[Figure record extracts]
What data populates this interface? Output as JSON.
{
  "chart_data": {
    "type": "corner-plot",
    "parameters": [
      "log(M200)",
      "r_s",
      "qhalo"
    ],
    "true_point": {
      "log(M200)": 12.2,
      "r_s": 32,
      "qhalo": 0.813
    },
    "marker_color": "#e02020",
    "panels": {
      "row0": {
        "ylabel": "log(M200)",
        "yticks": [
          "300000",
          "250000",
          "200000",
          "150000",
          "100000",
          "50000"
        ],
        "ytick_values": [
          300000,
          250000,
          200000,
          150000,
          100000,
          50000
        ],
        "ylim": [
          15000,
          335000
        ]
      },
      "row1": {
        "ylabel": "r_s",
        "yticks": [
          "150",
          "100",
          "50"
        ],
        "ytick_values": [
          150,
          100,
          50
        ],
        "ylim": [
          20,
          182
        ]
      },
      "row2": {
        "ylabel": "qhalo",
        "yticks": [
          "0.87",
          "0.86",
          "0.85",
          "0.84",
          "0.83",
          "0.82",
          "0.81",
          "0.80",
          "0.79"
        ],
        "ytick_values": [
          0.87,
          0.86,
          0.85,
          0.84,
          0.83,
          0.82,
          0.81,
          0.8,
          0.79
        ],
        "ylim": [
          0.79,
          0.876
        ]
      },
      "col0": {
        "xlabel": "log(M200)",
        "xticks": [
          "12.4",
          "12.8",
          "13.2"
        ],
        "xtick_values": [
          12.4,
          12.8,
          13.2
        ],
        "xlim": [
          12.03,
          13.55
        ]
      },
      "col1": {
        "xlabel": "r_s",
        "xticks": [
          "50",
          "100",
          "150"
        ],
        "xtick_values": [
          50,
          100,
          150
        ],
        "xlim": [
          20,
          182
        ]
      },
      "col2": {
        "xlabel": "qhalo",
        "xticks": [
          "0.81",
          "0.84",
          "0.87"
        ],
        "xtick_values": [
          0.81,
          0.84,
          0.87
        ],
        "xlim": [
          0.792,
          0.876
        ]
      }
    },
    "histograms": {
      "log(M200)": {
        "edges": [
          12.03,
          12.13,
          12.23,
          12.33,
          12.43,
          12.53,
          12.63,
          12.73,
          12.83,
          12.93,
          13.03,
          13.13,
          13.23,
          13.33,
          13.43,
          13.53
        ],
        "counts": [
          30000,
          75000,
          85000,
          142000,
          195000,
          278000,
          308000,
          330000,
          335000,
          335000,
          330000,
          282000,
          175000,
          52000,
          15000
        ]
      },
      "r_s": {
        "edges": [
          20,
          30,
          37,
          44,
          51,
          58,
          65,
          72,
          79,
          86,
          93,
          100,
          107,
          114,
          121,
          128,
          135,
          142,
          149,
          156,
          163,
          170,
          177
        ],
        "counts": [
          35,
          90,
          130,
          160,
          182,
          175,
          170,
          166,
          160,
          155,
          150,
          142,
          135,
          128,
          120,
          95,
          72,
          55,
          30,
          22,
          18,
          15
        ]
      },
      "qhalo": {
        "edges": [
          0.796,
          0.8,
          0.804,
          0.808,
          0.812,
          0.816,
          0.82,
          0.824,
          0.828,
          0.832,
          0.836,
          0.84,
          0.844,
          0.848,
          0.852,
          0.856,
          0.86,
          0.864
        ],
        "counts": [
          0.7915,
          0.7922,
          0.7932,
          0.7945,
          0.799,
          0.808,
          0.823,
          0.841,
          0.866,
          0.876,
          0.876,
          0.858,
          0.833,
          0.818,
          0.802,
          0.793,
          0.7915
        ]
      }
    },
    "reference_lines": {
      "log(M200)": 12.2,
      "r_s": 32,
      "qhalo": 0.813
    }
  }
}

What to produce: Please set down each line of the records exactly as given.

Written response:
What data populates this interface? Output as JSON.
{
  "chart_data": {
    "type": "corner-plot",
    "parameters": [
      "log(M200)",
      "r_s",
      "qhalo"
    ],
    "true_point": {
      "log(M200)": 12.2,
      "r_s": 32,
      "qhalo": 0.813
    },
    "marker_color": "#e02020",
    "panels": {
      "row0": {
        "ylabel": "log(M200)",
        "yticks": [
          "300000",
          "250000",
          "200000",
          "150000",
          "100000",
          "50000"
        ],
        "ytick_values": [
          300000,
          250000,
          200000,
          150000,
          100000,
          50000
        ],
        "ylim": [
          15000,
          335000
        ]
      },
      "row1": {
        "ylabel": "r_s",
        "yticks": [
          "150",
          "100",
          "50"
        ],
        "ytick_values": [
          150,
          100,
          50
        ],
        "ylim": [
          20,
          182
        ]
      },
      "row2": {
        "ylabel": "qhalo",
        "yticks": [
          "0.87",
          "0.86",
          "0.85",
          "0.84",
          "0.83",
          "0.82",
          "0.81",
          "0.80",
          "0.79"
        ],
        "ytick_values": [
          0.87,
          0.86,
          0.85,
          0.84,
          0.83,
          0.82,
          0.81,
          0.8,
          0.79
        ],
        "ylim": [
          0.79,
          0.876
        ]
      },
      "col0": {
        "xlabel": "log(M200)",
        "xticks": [
          "12.4",
          "12.8",
          "13.2"
        ],
        "xtick_values": [
          12.4,
          12.8,
          13.2
        ],
        "xlim": [
          12.03,
          13.55
        ]
      },
      "col1": {
        "xlabel": "r_s",
        "xticks": [
          "50",
          "100",
          "150"
        ],
        "xtick_values": [
          50,
          100,
          150
        ],
        "xlim": [
          20,
          182
        ]
      },
      "col2": {
        "xlabel": "qhalo",
        "xticks": [
          "0.81",
          "0.84",
          "0.87"
        ],
        "xtick_values": [
          0.81,
          0.84,
          0.87
        ],
        "xlim": [
          0.792,
          0.876
        ]
      }
    },
    "histograms": {
      "log(M200)": {
        "edges": [
          12.03,
          12.13,
          12.23,
          12.33,
          12.43,
          12.53,
          12.63,
          12.73,
          12.83,
          12.93,
          13.03,
          13.13,
          13.23,
          13.33,
          13.43,
          13.53
        ],
        "counts": [
          30000,
          75000,
          85000,
          142000,
          195000,
          278000,
          308000,
          330000,
          335000,
          335000,
          330000,
          282000,
          175000,
          52000,
          15000
        ]
      },
      "r_s": {
        "edges": [
          20,
          30,
          37,
          44,
          51,
          58,
          65,
          72,
          79,
          86,
          93,
          100,
          107,
          114,
          121,
          128,
          135,
          142,
          149,
          156,
          163,
          170,
          177
        ],
        "counts": [
          35,
          90,
          130,
          160,
          182,
          175,
          170,
          166,
          160,
          155,
          150,
          142,
          135,
          128,
          120,
          95,
          72,
          55,
          30,
          22,
          18,
          15
        ]
      },
      "qhalo": {
        "edges": [
          0.796,
          0.8,
          0.804,
          0.808,
          0.812,
          0.816,
          0.82,
          0.824,
          0.828,
          0.832,
          0.836,
          0.84,
          0.844,
          0.848,
          0.852,
          0.856,
          0.86,
          0.864
        ],
        "counts": [
          0.7915,
          0.7922,
          0.7932,
          0.7945,
          0.799,
          0.808,
          0.823,
          0.841,
          0.866,
          0.876,
          0.876,
          0.858,
          0.833,
          0.818,
          0.802,
          0.793,
          0.7915
        ]
      }
    },
    "reference_lines": {
      "log(M200)": 12.2,
      "r_s": 32,
      "qhalo": 0.813
    }
  }
}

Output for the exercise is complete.